### INPUT ROWS
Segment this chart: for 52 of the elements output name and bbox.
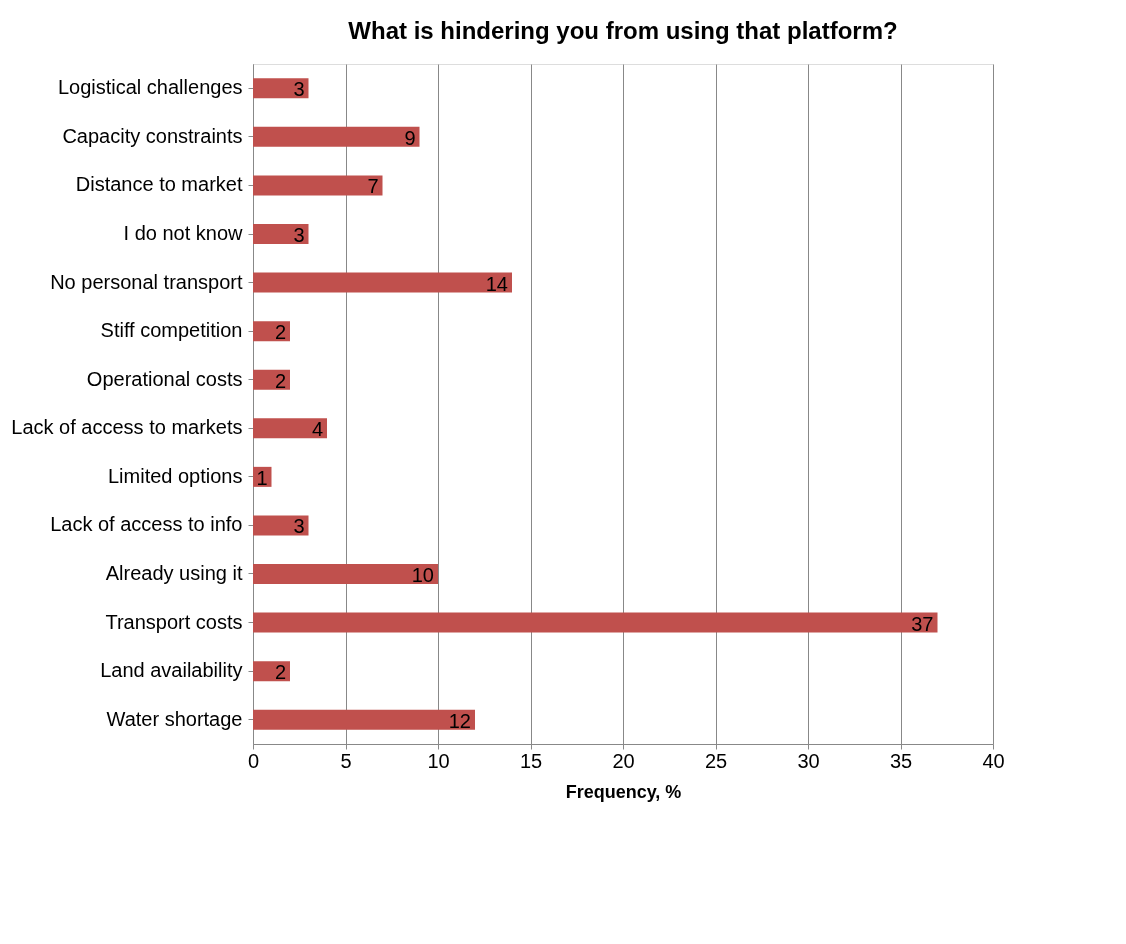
data-label: 4 [311, 418, 323, 441]
x-tick-label: 5 [340, 749, 352, 772]
bar [253, 661, 290, 682]
x-tick-label: 0 [247, 749, 260, 772]
bar [253, 224, 309, 244]
bar [253, 612, 938, 633]
x-tick-label: 20 [612, 749, 635, 772]
x-tick-label: 25 [704, 749, 728, 772]
data-label: 10 [411, 564, 434, 586]
data-label: 3 [293, 78, 305, 101]
bar [253, 709, 475, 730]
y-tick-label: Land availability [100, 659, 243, 682]
data-label: 3 [293, 224, 305, 246]
y-tick-label: Distance to market [75, 173, 243, 196]
bar [253, 272, 512, 293]
y-tick-label: Logistical challenges [57, 76, 243, 99]
x-axis-title: Frequency, % [565, 781, 682, 802]
y-tick-label: Capacity constraints [62, 124, 243, 147]
bar [253, 126, 420, 147]
x-tick-label: 30 [797, 749, 820, 772]
data-label: 2 [274, 321, 286, 344]
bar [253, 78, 309, 99]
bar [253, 418, 327, 439]
bar [253, 564, 438, 584]
data-label: 12 [448, 709, 471, 732]
data-label: 9 [404, 126, 416, 149]
data-label: 7 [367, 175, 379, 198]
data-label: 2 [274, 661, 286, 684]
y-tick-label: Stiff competition [100, 319, 243, 342]
x-tick-label: 15 [519, 749, 543, 772]
y-tick-label: No personal transport [50, 270, 243, 293]
data-label: 37 [911, 612, 934, 635]
y-tick-label: Lack of access to markets [11, 416, 243, 439]
chart-title: What is hindering you from using that platform? [348, 17, 898, 44]
data-label: 2 [274, 369, 286, 392]
y-tick-label: Transport costs [105, 610, 243, 633]
y-tick-label: Already using it [105, 562, 243, 584]
x-tick-label: 10 [427, 749, 450, 772]
bar [253, 515, 309, 536]
y-tick-label: Lack of access to info [50, 513, 243, 536]
y-tick-label: Operational costs [86, 367, 243, 390]
data-label: 3 [293, 515, 305, 538]
y-tick-label: Water shortage [106, 707, 243, 730]
bar [253, 321, 290, 342]
y-tick-label: I do not know [123, 222, 244, 244]
x-tick-label: 35 [889, 749, 913, 772]
data-label: 1 [256, 466, 268, 489]
x-tick-label: 40 [982, 749, 1005, 772]
bar [253, 175, 383, 196]
data-label: 14 [485, 272, 508, 295]
bar [253, 369, 290, 390]
y-tick-label: Limited options [107, 464, 243, 487]
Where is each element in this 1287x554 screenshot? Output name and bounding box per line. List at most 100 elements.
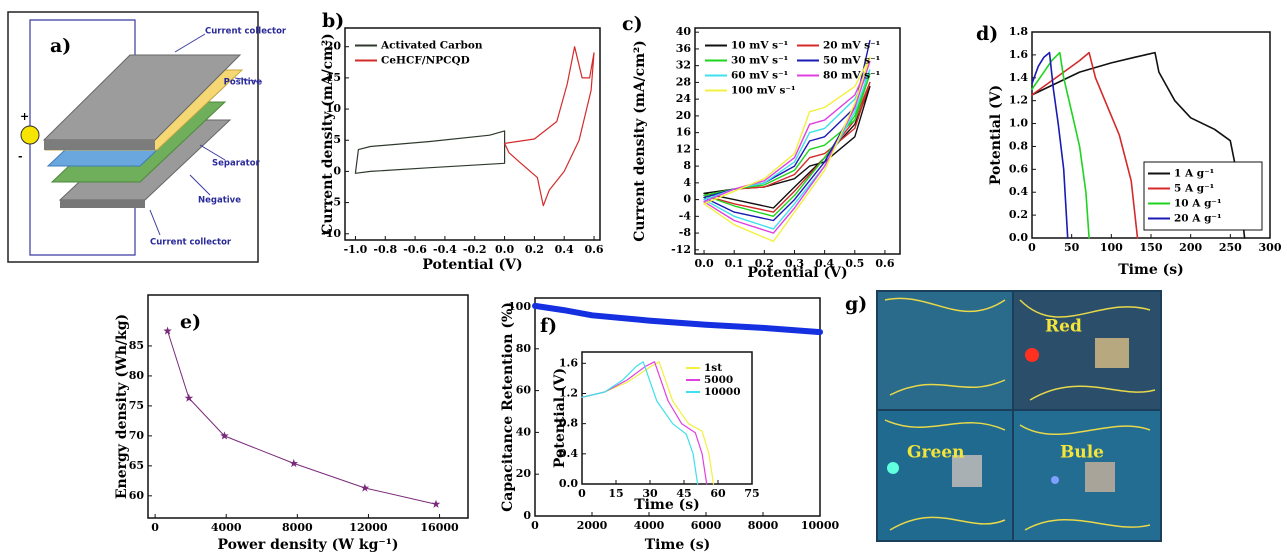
diagram-panel: + - a) Current collector Positive Separa…: [7, 11, 287, 263]
led: [1051, 476, 1059, 484]
legend-label: CeHCF/NPCQD: [381, 55, 470, 67]
x-tick-label: 0.3: [785, 257, 804, 270]
x-tick-label: 0.0: [495, 243, 514, 256]
led: [1025, 348, 1039, 362]
photo: [878, 411, 1012, 540]
x-tick-label: 16000: [420, 521, 459, 534]
y-tick-label: 10: [326, 102, 342, 115]
y-tick-label: 0.2: [1009, 208, 1028, 221]
marker: [184, 393, 194, 402]
marker: [163, 326, 172, 335]
x-tick-label: 0: [151, 521, 159, 534]
y-tick-label: 60: [516, 384, 532, 397]
legend-label: 10 mV s⁻¹: [731, 40, 788, 52]
y-tick-label: 1.6: [559, 356, 578, 369]
y-tick-label: -4: [679, 209, 692, 222]
y-tick-label: 1.8: [1009, 25, 1028, 38]
marker: [289, 458, 299, 468]
series-line: [703, 73, 871, 217]
panel-label: c): [622, 13, 643, 35]
x-tick-label: 200: [1179, 241, 1202, 254]
plot-frame: [147, 294, 469, 519]
x-tick-label: 0.6: [875, 257, 894, 270]
series-line: [1031, 51, 1246, 239]
legend-label: 80 mV s⁻¹: [823, 70, 880, 82]
pointer: [199, 144, 226, 161]
y-tick-label: 80: [129, 369, 145, 382]
device: [1085, 462, 1115, 492]
series-line: [167, 330, 437, 505]
y-tick-label: 0.4: [559, 447, 578, 460]
photo: [1014, 292, 1160, 409]
y-tick-label: 0: [683, 193, 691, 206]
chart: 0 50 100 150 200 250 300 0.0 0.2 0.4 0.6 0.8 1.0 1.2 1…: [976, 23, 1282, 278]
x-tick-label: -1.0: [344, 243, 368, 256]
y-axis-label: Potential (V): [988, 85, 1004, 185]
x-tick-label: -0.2: [463, 243, 487, 256]
legend-label: 100 mV s⁻¹: [731, 85, 796, 97]
legend-label: 50 mV s⁻¹: [823, 55, 880, 67]
series-line: [532, 302, 823, 336]
plate-edge: [60, 200, 145, 208]
y-tick-label: 20: [676, 109, 692, 122]
y-tick-label: 0.8: [1009, 139, 1028, 152]
x-axis-label: Power density (W kg⁻¹): [217, 537, 398, 553]
plot-frame: [344, 27, 601, 241]
y-tick-label: 20: [516, 467, 532, 480]
y-tick-label: 28: [676, 75, 692, 88]
x-tick-label: 0.5: [845, 257, 864, 270]
photo-panel: g) Red Green Bule: [845, 290, 1162, 542]
legend-label: Activated Carbon: [380, 40, 483, 52]
legend-label: 30 mV s⁻¹: [731, 55, 788, 67]
chart: -1.0 -0.8 -0.6 -0.4 -0.2 0.0 0.2 0.4 0.6 -10 -5 0 5 1…: [320, 10, 604, 273]
y-tick-label: 32: [676, 59, 691, 72]
x-tick-label: 12000: [349, 521, 388, 534]
y-tick-label: 20: [326, 40, 342, 53]
device: [1095, 338, 1129, 368]
series-line: [504, 46, 595, 207]
plate-edge: [44, 140, 155, 150]
x-tick-label: 0.2: [525, 243, 544, 256]
x-axis-label: Time (s): [634, 497, 699, 513]
legend-label: 5000: [704, 374, 733, 386]
lamp: [20, 125, 40, 145]
legend-label: 20 A g⁻¹: [1174, 213, 1222, 225]
y-tick-label: 1.4: [1009, 71, 1028, 84]
x-tick-label: 60: [710, 487, 726, 500]
y-tick-label: 12: [676, 142, 691, 155]
pointer: [189, 174, 211, 196]
panel-label: a): [50, 35, 71, 57]
led: [887, 462, 899, 474]
plot-frame: [581, 351, 753, 485]
legend-label: 10 A g⁻¹: [1174, 198, 1222, 210]
plus-sign: +: [20, 110, 29, 123]
y-tick-label: 0.8: [559, 417, 578, 430]
marker: [431, 499, 441, 508]
photo-caption: Green: [907, 443, 964, 463]
charts: -1.0 -0.8 -0.6 -0.4 -0.2 0.0 0.2 0.4 0.6 -10 -5 0 5 1…: [114, 10, 1282, 553]
layer-label: Negative: [198, 196, 241, 206]
legend-label: 10000: [704, 386, 741, 398]
photo: [878, 292, 1012, 409]
y-axis-label: Current density (mA/cm²): [632, 40, 648, 242]
x-axis-label: Potential (V): [747, 265, 847, 281]
y-tick-label: 15: [326, 71, 341, 84]
x-tick-label: 10000: [801, 519, 840, 532]
y-tick-label: -8: [679, 226, 692, 239]
x-tick-label: 0: [531, 519, 539, 532]
y-tick-label: -10: [321, 227, 341, 240]
y-axis-label: Current density (mA/cm²): [320, 33, 336, 235]
legend-label: 20 mV s⁻¹: [823, 40, 880, 52]
photo-caption: Red: [1045, 317, 1082, 337]
x-tick-label: 2000: [577, 519, 608, 532]
series-line: [581, 361, 699, 485]
chart: 0.0 0.1 0.2 0.3 0.4 0.5 0.6 -12 -8 -4 0 4 8 12 16 20 24 2…: [622, 13, 901, 281]
wire: [884, 297, 1156, 531]
x-tick-label: -0.4: [433, 243, 457, 256]
y-tick-label: 100: [508, 300, 531, 313]
y-tick-label: 16: [676, 126, 692, 139]
y-tick-label: -12: [671, 243, 691, 256]
marker: [360, 483, 370, 492]
marker: [220, 431, 229, 440]
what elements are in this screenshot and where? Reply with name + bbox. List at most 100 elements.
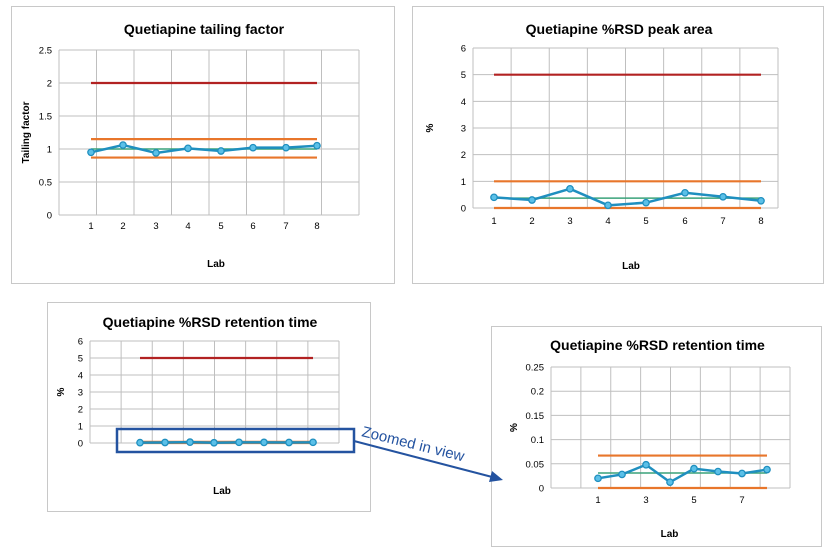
data-point [714,467,722,476]
x-tick-label: 8 [758,216,763,227]
data-point [763,465,771,474]
data-point [87,148,95,157]
y-axis-label: % [509,423,520,432]
y-tick-label: 0.25 [526,363,545,374]
y-tick-label: 1 [47,145,52,156]
x-tick-label: 3 [643,495,648,506]
x-tick-label: 5 [691,495,696,506]
data-point [152,149,160,157]
chart-svg: Quetiapine %RSD retention time 0 1 2 3 4 5 6 Lab… [56,314,340,497]
y-tick-label: 1 [78,422,83,433]
data-point [217,147,225,155]
x-axis-label: Lab [213,486,231,497]
chart-tailing-factor: Quetiapine tailing factor 0 0.5 1 1.5 2 2.5 1 2 3… [11,6,395,284]
x-tick-label: 5 [643,216,648,227]
chart-title: Quetiapine %RSD retention time [103,314,318,330]
y-tick-label: 0.05 [526,459,545,470]
x-tick-label: 2 [529,216,534,227]
data-point [566,184,574,193]
data-point [594,474,602,483]
data-point [282,143,290,152]
y-tick-label: 3 [461,124,466,135]
y-axis-label: % [56,387,67,396]
chart-svg: Quetiapine tailing factor 0 0.5 1 1.5 2 2.5 1 2 3… [21,21,360,270]
data-series-line [90,143,318,155]
data-series-line [597,463,768,484]
x-tick-label: 4 [185,221,190,232]
data-point [642,460,650,469]
x-tick-label: 7 [720,216,725,227]
chart-title: Quetiapine tailing factor [124,21,285,37]
y-tick-label: 0 [539,484,544,495]
data-point [738,469,746,478]
y-tick-label: 0 [47,211,52,222]
data-point [186,438,194,446]
data-point [719,192,727,201]
y-tick-label: 1 [461,177,466,188]
x-tick-label: 6 [682,216,687,227]
data-series-line [493,187,762,207]
y-tick-label: 0 [461,204,466,215]
zoom-arrow-line [353,440,497,479]
data-point [490,193,498,202]
data-point [210,438,218,447]
y-tick-label: 0.1 [531,435,544,446]
y-tick-label: 3 [78,388,83,399]
y-tick-label: 6 [78,337,83,348]
data-point [681,188,689,197]
data-point [666,478,674,487]
data-point [285,438,293,447]
data-point [528,196,536,204]
chart-rsd-retention-time-zoomed: Quetiapine %RSD retention time 0 0.05 0.1 0.… [491,326,822,547]
y-tick-label: 2 [461,150,466,161]
y-tick-label: 0.15 [526,411,545,422]
chart-svg: Quetiapine %RSD peak area 0 1 2 3 4 5 6 1 2 3 4 5 6 7 8… [425,21,779,272]
data-point [119,141,127,149]
data-point [235,438,243,447]
x-tick-label: 6 [250,221,255,232]
y-axis-label: Tailing factor [21,101,32,163]
y-tick-label: 2 [78,405,83,416]
data-point [618,470,626,479]
data-point [690,464,698,473]
x-tick-label: 7 [739,495,744,506]
y-tick-label: 0.5 [39,178,52,189]
y-tick-label: 4 [461,97,466,108]
x-tick-label: 3 [153,221,158,232]
data-point [249,143,257,152]
x-axis-label: Lab [622,261,640,272]
data-point [184,144,192,153]
x-axis-label: Lab [661,529,679,540]
x-tick-label: 7 [283,221,288,232]
x-tick-label: 1 [491,216,496,227]
chart-rsd-peak-area: Quetiapine %RSD peak area 0 1 2 3 4 5 6 1 2 3 4 5 6 7 8… [412,6,824,284]
data-point [136,438,144,447]
x-tick-label: 1 [595,495,600,506]
y-tick-label: 5 [78,354,83,365]
x-tick-label: 8 [314,221,319,232]
data-point [161,438,169,447]
y-tick-label: 2.5 [39,46,52,57]
y-tick-label: 4 [78,371,83,382]
y-tick-label: 6 [461,44,466,55]
data-point [309,438,317,447]
data-point [642,198,650,207]
y-axis-label: % [425,123,436,132]
y-tick-label: 0.2 [531,387,544,398]
data-point [604,201,612,210]
y-tick-label: 5 [461,70,466,81]
data-point [757,196,765,205]
chart-title: Quetiapine %RSD retention time [550,337,765,353]
chart-rsd-retention-time: Quetiapine %RSD retention time 0 1 2 3 4 5 6 Lab… [47,302,371,512]
x-tick-label: 3 [567,216,572,227]
data-point [313,141,321,150]
y-tick-label: 0 [78,439,83,450]
x-axis-label: Lab [207,259,225,270]
chart-title: Quetiapine %RSD peak area [526,21,713,37]
data-point [260,438,268,447]
x-tick-label: 2 [120,221,125,232]
zoom-annotation-label: Zoomed in view [360,423,466,465]
x-tick-label: 5 [218,221,223,232]
x-tick-label: 1 [88,221,93,232]
y-tick-label: 2 [47,79,52,90]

### DO THIS
Copy the data from the line with "diagram-panel: + - a)" up to and including the line with "pointer: [199, 144, 226, 161]", replacing "marker" with "point" and leaving everything else the same.

### COMPLETED TASK
diagram-panel: + - a) Current collector Positive Separa…: [7, 11, 287, 263]
led: [1051, 476, 1059, 484]
legend-label: CeHCF/NPCQD: [381, 55, 470, 67]
x-tick-label: 0.3: [785, 257, 804, 270]
x-tick-label: 0.0: [495, 243, 514, 256]
led: [1025, 348, 1039, 362]
photo: [878, 411, 1012, 540]
x-tick-label: 16000: [420, 521, 459, 534]
y-tick-label: 10: [326, 102, 342, 115]
y-tick-label: 0.2: [1009, 208, 1028, 221]
point: [184, 393, 194, 402]
point: [163, 326, 172, 335]
x-tick-label: 0: [151, 521, 159, 534]
y-tick-label: 60: [516, 384, 532, 397]
legend-label: 10 mV s⁻¹: [731, 40, 788, 52]
y-tick-label: 1.6: [559, 356, 578, 369]
y-tick-label: -4: [679, 209, 692, 222]
y-tick-label: 1.8: [1009, 25, 1028, 38]
point: [289, 458, 299, 468]
series-line: [703, 73, 871, 217]
panel-label: c): [622, 13, 643, 35]
x-tick-label: 200: [1179, 241, 1202, 254]
plot-frame: [147, 294, 469, 519]
x-tick-label: 0.6: [875, 257, 894, 270]
series-line: [1031, 51, 1246, 239]
legend-label: 80 mV s⁻¹: [823, 70, 880, 82]
pointer: [199, 144, 226, 161]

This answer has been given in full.